Lines that contain the string "thật" are to be copied; leave out all others.
— start Working data —
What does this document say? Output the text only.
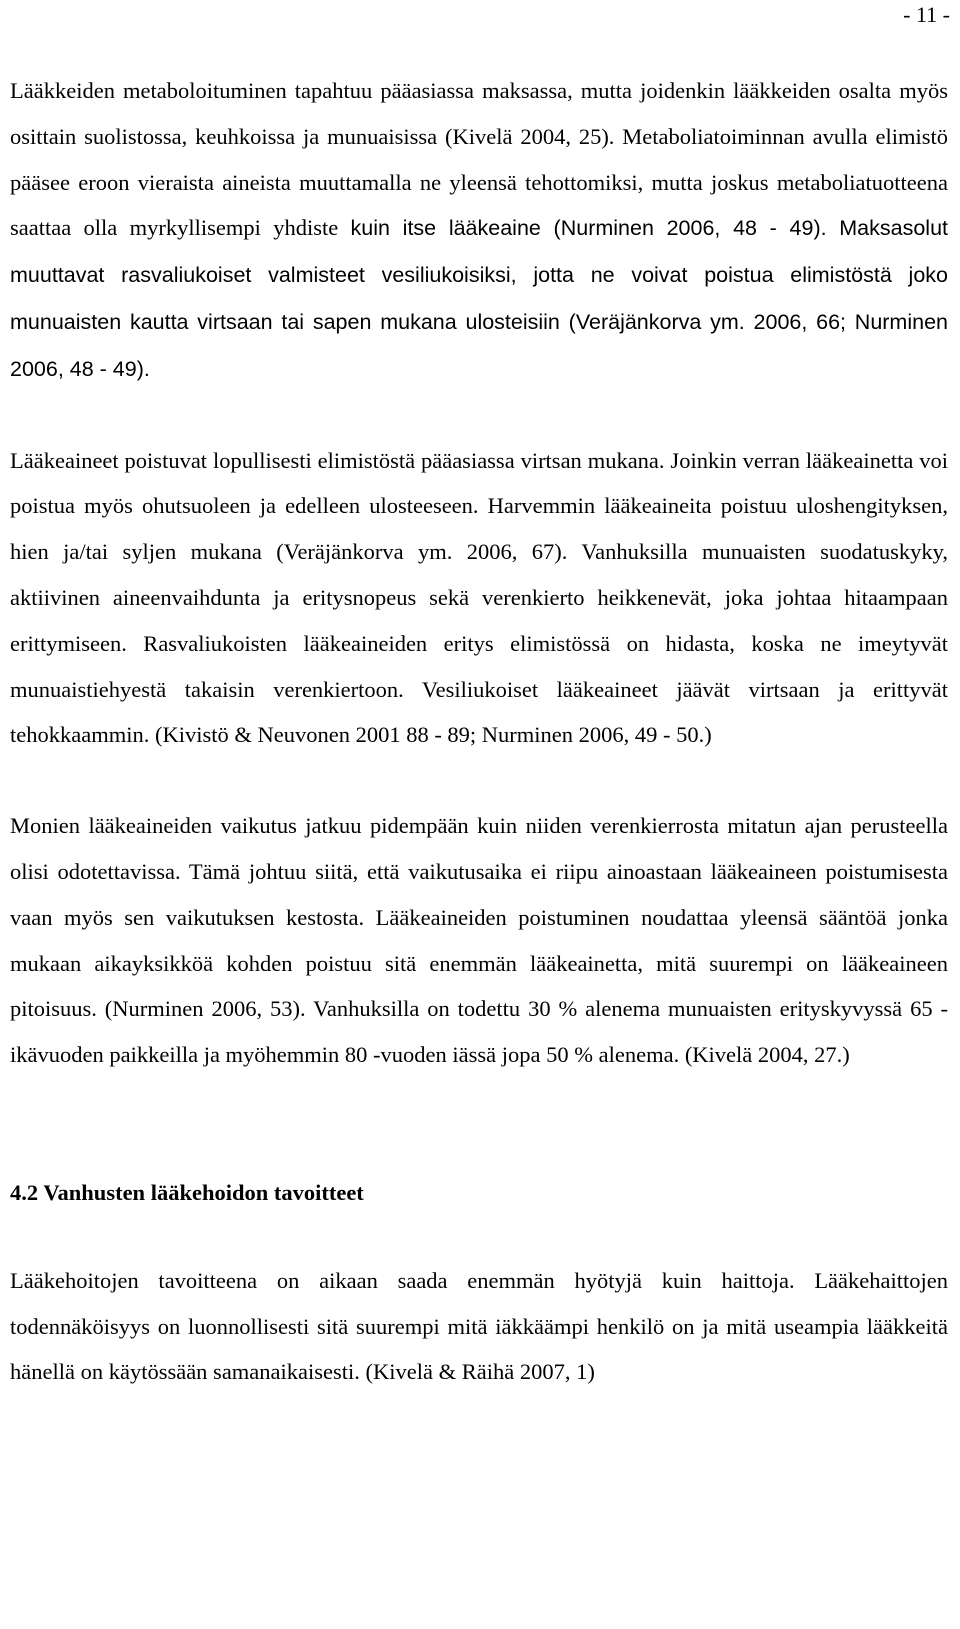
- 11 -

Lääkkeiden metaboloituminen tapahtuu pääasiassa maksassa, mutta joidenkin lääkkeiden osalta myös osittain suolistossa, keuhkoissa ja munuaisissa (Kivelä 2004, 25). Metaboliatoiminnan avulla elimistö pääsee eroon vieraista aineista muuttamalla ne yleensä tehottomiksi, mutta joskus metaboliatuotteena saattaa olla myrkyllisempi yhdiste kuin itse lääkeaine (Nurminen 2006, 48 - 49). Maksasolut muuttavat rasvaliukoiset valmisteet vesiliukoisiksi, jotta ne voivat poistua elimistöstä joko munuaisten kautta virtsaan tai sapen mukana ulosteisiin (Veräjänkorva ym. 2006, 66; Nurminen 2006, 48 - 49).

Lääkeaineet poistuvat lopullisesti elimistöstä pääasiassa virtsan mukana. Joinkin verran lääkeainetta voi poistua myös ohutsuoleen ja edelleen ulosteeseen. Harvemmin lääkeaineita poistuu uloshengityksen, hien ja/tai syljen mukana (Veräjänkorva ym. 2006, 67). Vanhuksilla munuaisten suodatuskyky, aktiivinen aineenvaihdunta ja eritysnopeus sekä verenkierto heikkenevät, joka johtaa hitaampaan erittymiseen. Rasvaliukoisten lääkeaineiden eritys elimistössä on hidasta, koska ne imeytyvät munuaistiehyestä takaisin verenkiertoon. Vesiliukoiset lääkeaineet jäävät virtsaan ja erittyvät tehokkaammin. (Kivistö & Neuvonen 2001 88 - 89; Nurminen 2006, 49 - 50.)

Monien lääkeaineiden vaikutus jatkuu pidempään kuin niiden verenkierrosta mitatun ajan perusteella olisi odotettavissa. Tämä johtuu siitä, että vaikutusaika ei riipu ainoastaan lääkeaineen poistumisesta vaan myös sen vaikutuksen kestosta. Lääkeaineiden poistuminen noudattaa yleensä sääntöä jonka mukaan aikayksikköä kohden poistuu sitä enemmän lääkeainetta, mitä suurempi on lääkeaineen pitoisuus. (Nurminen 2006, 53). Vanhuksilla on todettu 30 % alenema munuaisten erityskyvyssä 65 -ikävuoden paikkeilla ja myöhemmin 80 -vuoden iässä jopa 50 % alenema. (Kivelä 2004, 27.)

4.2 Vanhusten lääkehoidon tavoitteet

Lääkehoitojen tavoitteena on aikaan saada enemmän hyötyjä kuin haittoja. Lääkehaittojen todennäköisyys on luonnollisesti sitä suurempi mitä iäkkäämpi henkilö on ja mitä useampia lääkkeitä hänellä on käytössään samanaikaisesti. (Kivelä & Räihä 2007, 1)
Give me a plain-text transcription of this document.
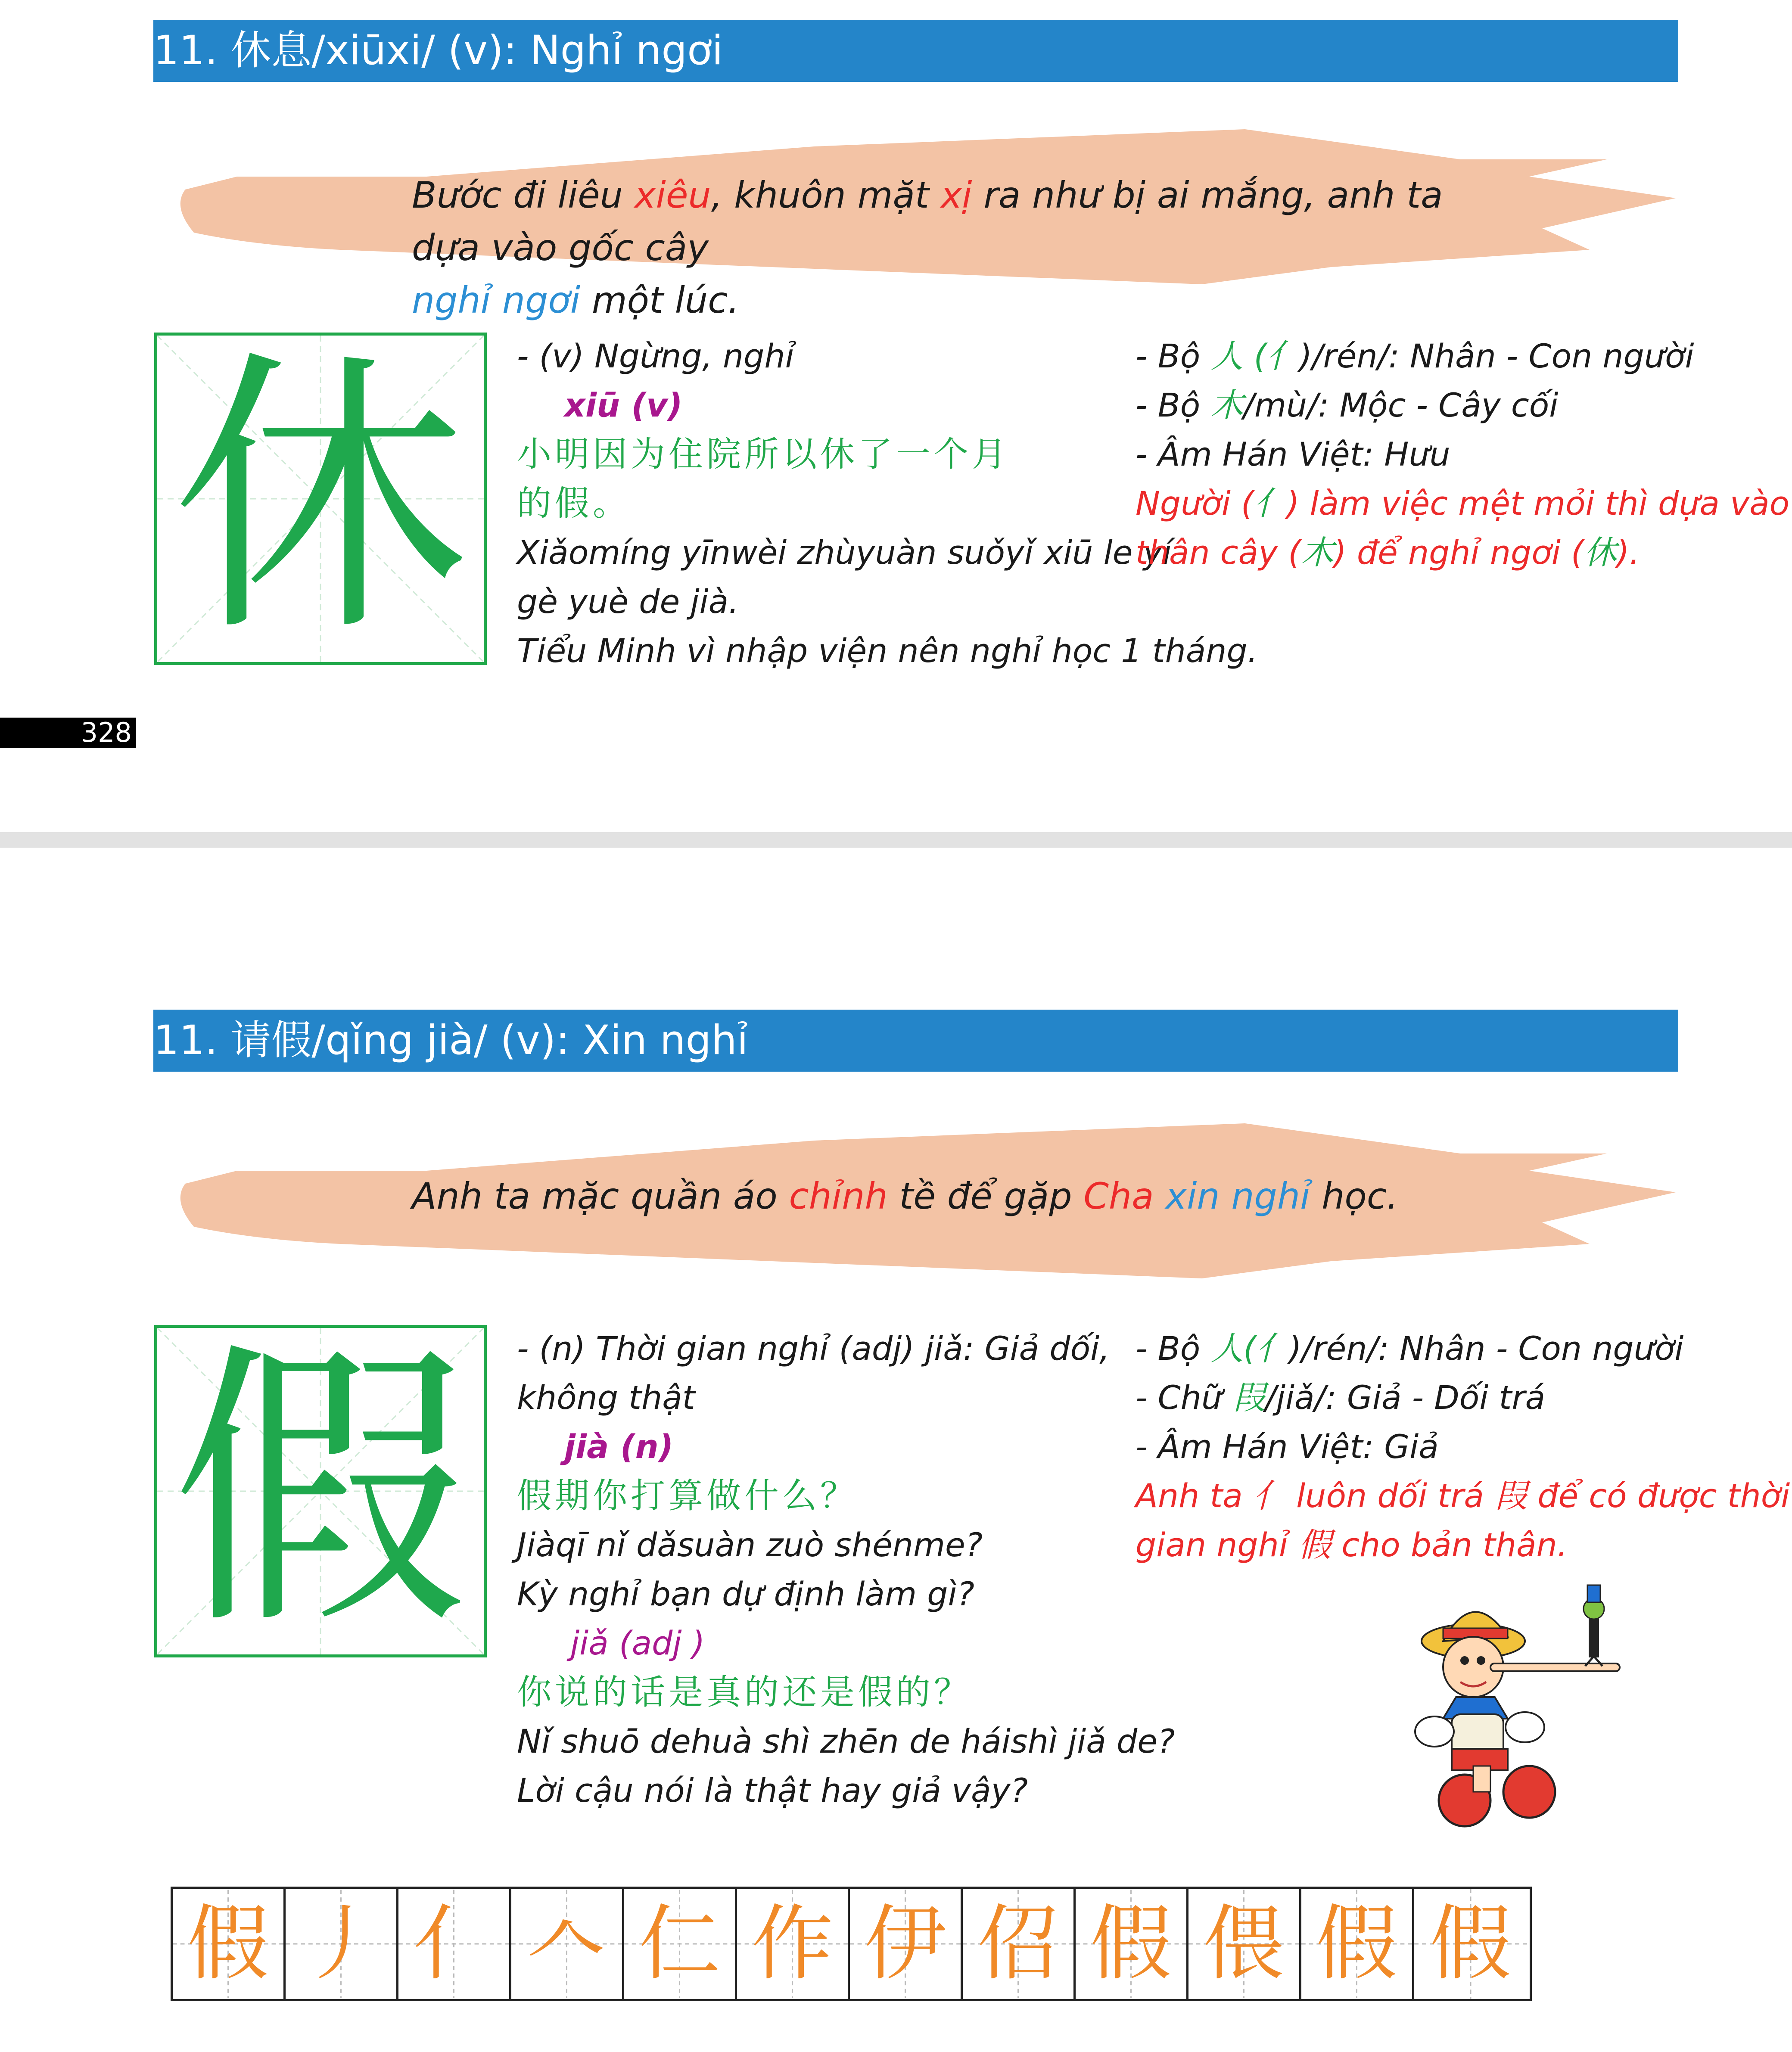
11. 休息/xiūxi/ (v): Nghỉ ngơi
Bước đi liêu xiêu, khuôn mặt xị ra như bị ai mắng, anh ta dựa vào gốc cây
nghỉ ngơi một lúc.
休	- (v) Ngừng, nghỉ
xiū (v)
小明因为住院所以休了一个月
的假。
Xiǎomíng yīnwèi zhùyuàn suǒyǐ xiū le yí
gè yuè de jià.
Tiểu Minh vì nhập viện nên nghỉ học 1 tháng.
- Bộ 人 (亻)/rén/: Nhân - Con người
- Bộ 木/mù/: Mộc - Cây cối
- Âm Hán Việt: Hưu
Người (亻) làm việc mệt mỏi thì dựa vào
thân cây (木) để nghỉ ngơi (休).
328
11. 请假/qǐng jià/ (v): Xin nghỉ
Anh ta mặc quần áo chỉnh tề để gặp Cha xin nghỉ học.
假	- (n) Thời gian nghỉ (adj) jiǎ: Giả dối,
không thật
jià (n)
假期你打算做什么？
Jiàqī nǐ dǎsuàn zuò shénme?
Kỳ nghỉ bạn dự định làm gì?
jiǎ (adj )
你说的话是真的还是假的？
Nǐ shuō dehuà shì zhēn de háishì jiǎ de?
Lời cậu nói là thật hay giả vậy?
- Bộ 人(亻)/rén/: Nhân - Con người
- Chữ 叚/jiǎ/: Giả - Dối trá
- Âm Hán Việt: Giả
Anh ta 亻 luôn dối trá 叚 để có được thời
gian nghỉ 假 cho bản thân.
假 丿 亻 𠆢 仁 作 伊 佋 假 偎 假 假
— end Working data —
• [Response to this exercise]:
không thật
Lời cậu nói là thật hay giả vậy?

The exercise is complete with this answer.